--- start of Stored records ---

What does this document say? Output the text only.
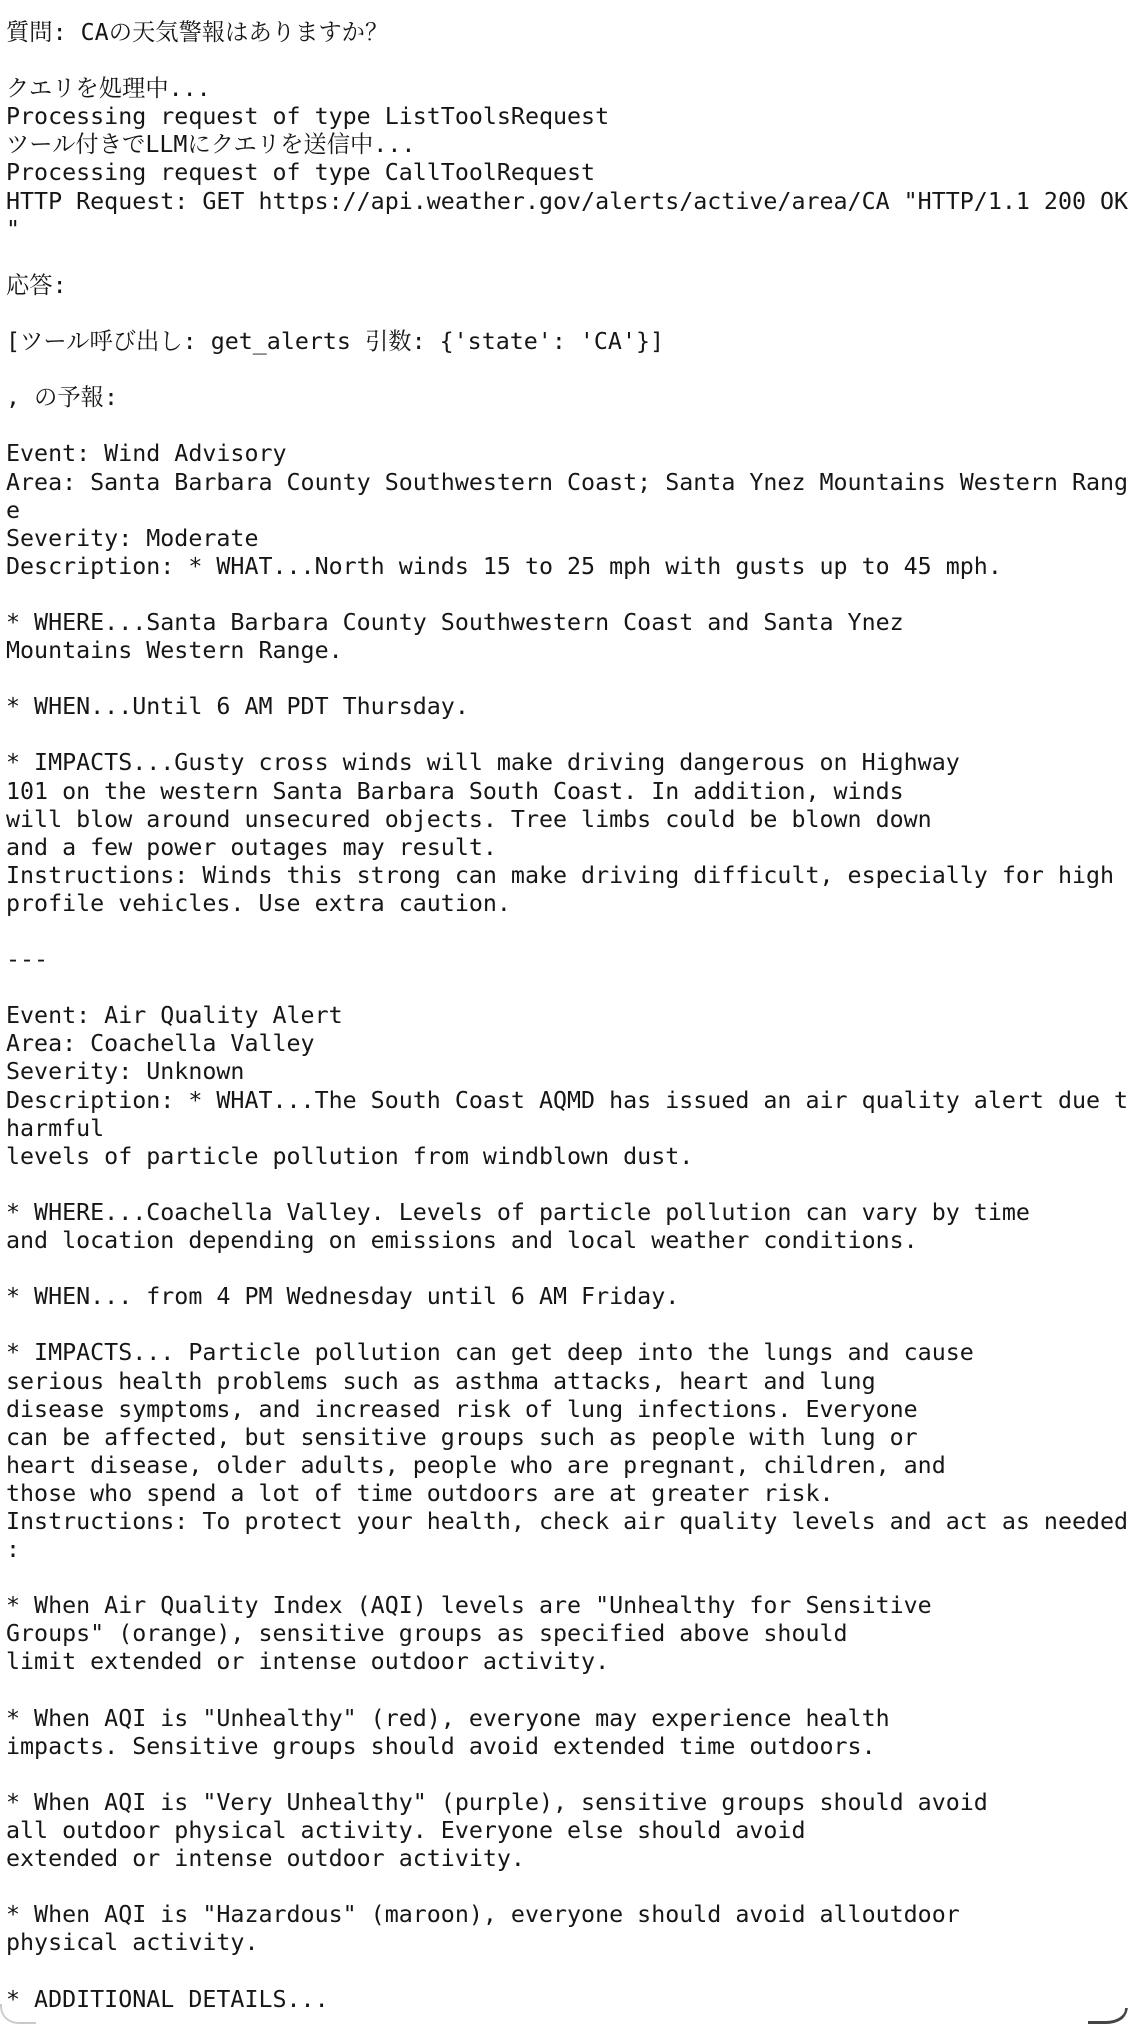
質問: CAの天気警報はありますか？

クエリを処理中...
Processing request of type ListToolsRequest
ツール付きでLLMにクエリを送信中...
Processing request of type CallToolRequest
HTTP Request: GET https://api.weather.gov/alerts/active/area/CA "HTTP/1.1 200 OK
"

応答:

[ツール呼び出し: get_alerts 引数: {'state': 'CA'}]

, の予報:

Event: Wind Advisory
Area: Santa Barbara County Southwestern Coast; Santa Ynez Mountains Western Rang
e
Severity: Moderate
Description: * WHAT...North winds 15 to 25 mph with gusts up to 45 mph.

* WHERE...Santa Barbara County Southwestern Coast and Santa Ynez
Mountains Western Range.

* WHEN...Until 6 AM PDT Thursday.

* IMPACTS...Gusty cross winds will make driving dangerous on Highway
101 on the western Santa Barbara South Coast. In addition, winds
will blow around unsecured objects. Tree limbs could be blown down
and a few power outages may result.
Instructions: Winds this strong can make driving difficult, especially for high
profile vehicles. Use extra caution.

---

Event: Air Quality Alert
Area: Coachella Valley
Severity: Unknown
Description: * WHAT...The South Coast AQMD has issued an air quality alert due t
harmful
levels of particle pollution from windblown dust.

* WHERE...Coachella Valley. Levels of particle pollution can vary by time
and location depending on emissions and local weather conditions.

* WHEN... from 4 PM Wednesday until 6 AM Friday.

* IMPACTS... Particle pollution can get deep into the lungs and cause
serious health problems such as asthma attacks, heart and lung
disease symptoms, and increased risk of lung infections. Everyone
can be affected, but sensitive groups such as people with lung or
heart disease, older adults, people who are pregnant, children, and
those who spend a lot of time outdoors are at greater risk.
Instructions: To protect your health, check air quality levels and act as needed
:

* When Air Quality Index (AQI) levels are "Unhealthy for Sensitive
Groups" (orange), sensitive groups as specified above should
limit extended or intense outdoor activity.

* When AQI is "Unhealthy" (red), everyone may experience health
impacts. Sensitive groups should avoid extended time outdoors.

* When AQI is "Very Unhealthy" (purple), sensitive groups should avoid
all outdoor physical activity. Everyone else should avoid
extended or intense outdoor activity.

* When AQI is "Hazardous" (maroon), everyone should avoid alloutdoor
physical activity.

* ADDITIONAL DETAILS...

--- end of Stored records ---

List all lines in the material containing the string "Coast".

Area: Santa Barbara County Southwestern Coast; Santa Ynez Mountains Western Rang
* WHERE...Santa Barbara County Southwestern Coast and Santa Ynez
101 on the western Santa Barbara South Coast. In addition, winds
Description: * WHAT...The South Coast AQMD has issued an air quality alert due t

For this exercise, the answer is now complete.